**MATERIAL FOR THE TASK**.
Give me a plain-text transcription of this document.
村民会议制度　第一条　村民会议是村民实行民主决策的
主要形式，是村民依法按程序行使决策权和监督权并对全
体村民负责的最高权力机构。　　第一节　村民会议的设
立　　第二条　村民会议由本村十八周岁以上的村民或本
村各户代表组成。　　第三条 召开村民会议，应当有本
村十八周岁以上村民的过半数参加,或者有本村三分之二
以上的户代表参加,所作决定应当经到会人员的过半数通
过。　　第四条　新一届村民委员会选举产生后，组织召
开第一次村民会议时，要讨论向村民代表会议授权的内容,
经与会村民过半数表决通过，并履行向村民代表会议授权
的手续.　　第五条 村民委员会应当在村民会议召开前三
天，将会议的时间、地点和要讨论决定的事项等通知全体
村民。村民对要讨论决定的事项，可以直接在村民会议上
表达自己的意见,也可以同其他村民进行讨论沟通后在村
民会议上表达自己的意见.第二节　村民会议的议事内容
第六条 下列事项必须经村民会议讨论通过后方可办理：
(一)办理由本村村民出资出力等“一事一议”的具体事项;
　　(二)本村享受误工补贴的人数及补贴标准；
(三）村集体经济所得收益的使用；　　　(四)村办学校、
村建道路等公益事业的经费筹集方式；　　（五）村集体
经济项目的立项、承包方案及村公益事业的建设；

**EXERCISE BRIEF**.
Give the data again, exactly as it stands.

**SOLUTION**.
Give me a plain-text transcription of this document.
村民会议制度　第一条　村民会议是村民实行民主决策的
主要形式，是村民依法按程序行使决策权和监督权并对全
体村民负责的最高权力机构。　　第一节　村民会议的设
立　　第二条　村民会议由本村十八周岁以上的村民或本
村各户代表组成。　　第三条 召开村民会议，应当有本
村十八周岁以上村民的过半数参加,或者有本村三分之二
以上的户代表参加,所作决定应当经到会人员的过半数通
过。　　第四条　新一届村民委员会选举产生后，组织召
开第一次村民会议时，要讨论向村民代表会议授权的内容,
经与会村民过半数表决通过，并履行向村民代表会议授权
的手续.　　第五条 村民委员会应当在村民会议召开前三
天，将会议的时间、地点和要讨论决定的事项等通知全体
村民。村民对要讨论决定的事项，可以直接在村民会议上
表达自己的意见,也可以同其他村民进行讨论沟通后在村
民会议上表达自己的意见.第二节　村民会议的议事内容
第六条 下列事项必须经村民会议讨论通过后方可办理：
(一)办理由本村村民出资出力等“一事一议”的具体事项;
　　(二)本村享受误工补贴的人数及补贴标准；
(三）村集体经济所得收益的使用；　　　(四)村办学校、
村建道路等公益事业的经费筹集方式；　　（五）村集体
经济项目的立项、承包方案及村公益事业的建设；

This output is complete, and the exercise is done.